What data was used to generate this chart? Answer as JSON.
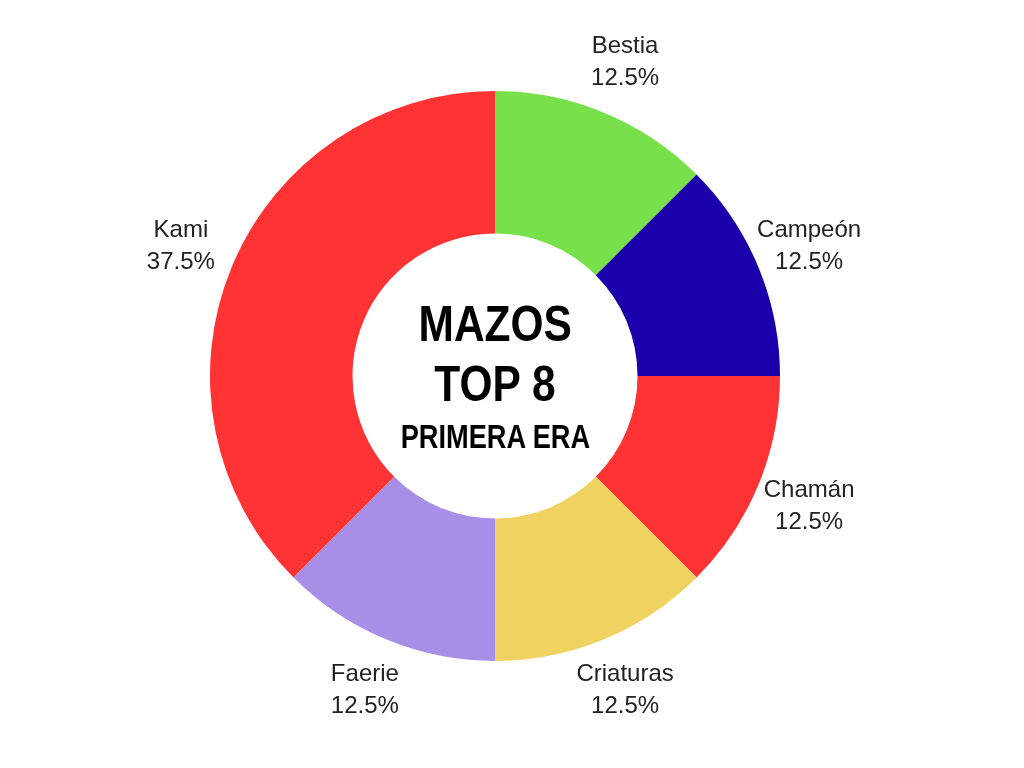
{
  "chart_data": {
    "type": "donut",
    "title": "MAZOS TOP 8",
    "subtitle": "PRIMERA ERA",
    "categories": [
      "Bestia",
      "Campeón",
      "Chamán",
      "Criaturas",
      "Faerie",
      "Kami"
    ],
    "values": [
      12.5,
      12.5,
      12.5,
      12.5,
      12.5,
      37.5
    ],
    "colors": [
      "#77e04a",
      "#1a00aa",
      "#ff3333",
      "#f0d260",
      "#a78fe8",
      "#ff3333"
    ],
    "value_labels": [
      "12.5%",
      "12.5%",
      "12.5%",
      "12.5%",
      "12.5%",
      "37.5%"
    ],
    "legend": false
  }
}
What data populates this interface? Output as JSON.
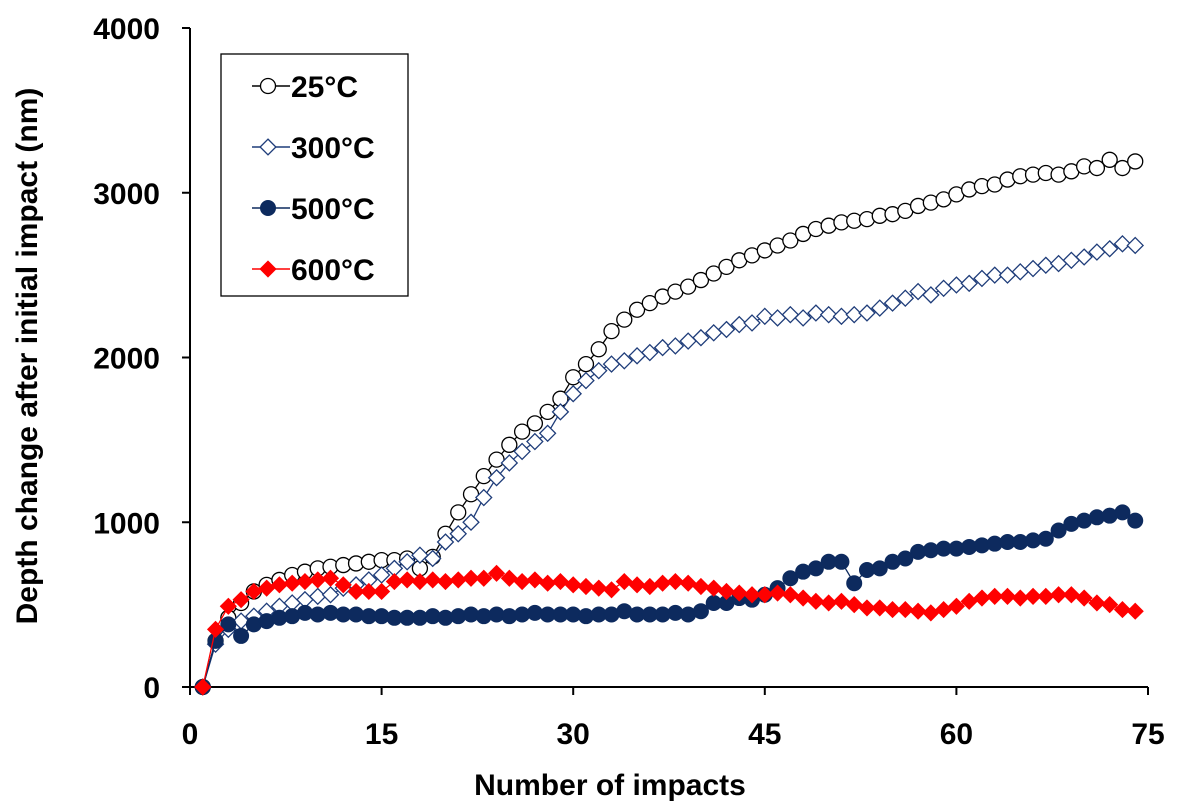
{
  "chart_data": {
    "type": "line",
    "xlabel": "Number of impacts",
    "ylabel": "Depth change after initial impact (nm)",
    "xlim": [
      0,
      75
    ],
    "ylim": [
      0,
      4000
    ],
    "xticks": [
      0,
      15,
      30,
      45,
      60,
      75
    ],
    "yticks": [
      0,
      1000,
      2000,
      3000,
      4000
    ],
    "grid": false,
    "legend_position": "top-left",
    "series": [
      {
        "name": "25°C",
        "marker": "open-circle",
        "color": "#000000",
        "x": [
          1,
          2,
          3,
          4,
          5,
          6,
          7,
          8,
          9,
          10,
          11,
          12,
          13,
          14,
          15,
          16,
          17,
          18,
          19,
          20,
          21,
          22,
          23,
          24,
          25,
          26,
          27,
          28,
          29,
          30,
          31,
          32,
          33,
          34,
          35,
          36,
          37,
          38,
          39,
          40,
          41,
          42,
          43,
          44,
          45,
          46,
          47,
          48,
          49,
          50,
          51,
          52,
          53,
          54,
          55,
          56,
          57,
          58,
          59,
          60,
          61,
          62,
          63,
          64,
          65,
          66,
          67,
          68,
          69,
          70,
          71,
          72,
          73,
          74
        ],
        "y": [
          0,
          280,
          420,
          510,
          580,
          620,
          650,
          680,
          700,
          720,
          730,
          740,
          750,
          760,
          770,
          770,
          780,
          720,
          790,
          930,
          1060,
          1170,
          1280,
          1380,
          1470,
          1550,
          1600,
          1670,
          1750,
          1880,
          1960,
          2050,
          2160,
          2230,
          2290,
          2330,
          2370,
          2400,
          2430,
          2470,
          2510,
          2550,
          2590,
          2620,
          2650,
          2680,
          2710,
          2750,
          2780,
          2800,
          2820,
          2830,
          2840,
          2860,
          2870,
          2890,
          2920,
          2940,
          2960,
          2990,
          3020,
          3040,
          3050,
          3080,
          3100,
          3110,
          3120,
          3110,
          3130,
          3160,
          3150,
          3200,
          3150,
          3190
        ]
      },
      {
        "name": "300°C",
        "marker": "open-diamond",
        "color": "#1f3d7a",
        "x": [
          1,
          2,
          3,
          4,
          5,
          6,
          7,
          8,
          9,
          10,
          11,
          12,
          13,
          14,
          15,
          16,
          17,
          18,
          19,
          20,
          21,
          22,
          23,
          24,
          25,
          26,
          27,
          28,
          29,
          30,
          31,
          32,
          33,
          34,
          35,
          36,
          37,
          38,
          39,
          40,
          41,
          42,
          43,
          44,
          45,
          46,
          47,
          48,
          49,
          50,
          51,
          52,
          53,
          54,
          55,
          56,
          57,
          58,
          59,
          60,
          61,
          62,
          63,
          64,
          65,
          66,
          67,
          68,
          69,
          70,
          71,
          72,
          73,
          74
        ],
        "y": [
          0,
          260,
          350,
          400,
          430,
          460,
          490,
          510,
          530,
          550,
          560,
          600,
          620,
          650,
          680,
          720,
          760,
          800,
          780,
          880,
          930,
          1000,
          1150,
          1270,
          1360,
          1430,
          1490,
          1540,
          1670,
          1780,
          1860,
          1920,
          1960,
          1980,
          2010,
          2030,
          2060,
          2070,
          2100,
          2120,
          2150,
          2170,
          2200,
          2210,
          2250,
          2240,
          2260,
          2240,
          2270,
          2260,
          2250,
          2260,
          2270,
          2300,
          2330,
          2360,
          2400,
          2380,
          2420,
          2440,
          2450,
          2480,
          2500,
          2500,
          2520,
          2540,
          2560,
          2570,
          2590,
          2610,
          2640,
          2660,
          2690,
          2680
        ]
      },
      {
        "name": "500°C",
        "marker": "filled-circle",
        "color": "#0d2a5e",
        "x": [
          1,
          2,
          3,
          4,
          5,
          6,
          7,
          8,
          9,
          10,
          11,
          12,
          13,
          14,
          15,
          16,
          17,
          18,
          19,
          20,
          21,
          22,
          23,
          24,
          25,
          26,
          27,
          28,
          29,
          30,
          31,
          32,
          33,
          34,
          35,
          36,
          37,
          38,
          39,
          40,
          41,
          42,
          43,
          44,
          45,
          46,
          47,
          48,
          49,
          50,
          51,
          52,
          53,
          54,
          55,
          56,
          57,
          58,
          59,
          60,
          61,
          62,
          63,
          64,
          65,
          66,
          67,
          68,
          69,
          70,
          71,
          72,
          73,
          74
        ],
        "y": [
          0,
          280,
          380,
          310,
          380,
          400,
          420,
          430,
          450,
          440,
          450,
          440,
          440,
          430,
          430,
          420,
          420,
          420,
          430,
          420,
          430,
          440,
          430,
          440,
          430,
          440,
          450,
          440,
          440,
          440,
          430,
          440,
          440,
          460,
          440,
          440,
          440,
          450,
          440,
          460,
          510,
          510,
          540,
          530,
          560,
          600,
          660,
          700,
          720,
          760,
          760,
          630,
          710,
          720,
          760,
          780,
          820,
          830,
          840,
          840,
          850,
          860,
          870,
          880,
          880,
          890,
          900,
          950,
          990,
          1010,
          1030,
          1040,
          1060,
          1010
        ]
      },
      {
        "name": "600°C",
        "marker": "filled-diamond",
        "color": "#ff0000",
        "x": [
          1,
          2,
          3,
          4,
          5,
          6,
          7,
          8,
          9,
          10,
          11,
          12,
          13,
          14,
          15,
          16,
          17,
          18,
          19,
          20,
          21,
          22,
          23,
          24,
          25,
          26,
          27,
          28,
          29,
          30,
          31,
          32,
          33,
          34,
          35,
          36,
          37,
          38,
          39,
          40,
          41,
          42,
          43,
          44,
          45,
          46,
          47,
          48,
          49,
          50,
          51,
          52,
          53,
          54,
          55,
          56,
          57,
          58,
          59,
          60,
          61,
          62,
          63,
          64,
          65,
          66,
          67,
          68,
          69,
          70,
          71,
          72,
          73,
          74
        ],
        "y": [
          0,
          350,
          490,
          530,
          580,
          600,
          620,
          630,
          640,
          650,
          660,
          620,
          580,
          580,
          580,
          640,
          650,
          640,
          650,
          640,
          650,
          660,
          660,
          690,
          660,
          640,
          650,
          630,
          640,
          620,
          610,
          600,
          590,
          640,
          620,
          610,
          630,
          640,
          630,
          610,
          600,
          580,
          570,
          560,
          560,
          570,
          560,
          540,
          520,
          510,
          520,
          500,
          480,
          480,
          470,
          470,
          460,
          450,
          470,
          490,
          520,
          540,
          550,
          550,
          540,
          550,
          550,
          560,
          560,
          540,
          510,
          500,
          470,
          460
        ]
      }
    ]
  }
}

----

** Task description **
Write out every line of the preceding listing that contains "circle".

** Exercise response **
        "marker": "open-circle",
        "marker": "filled-circle",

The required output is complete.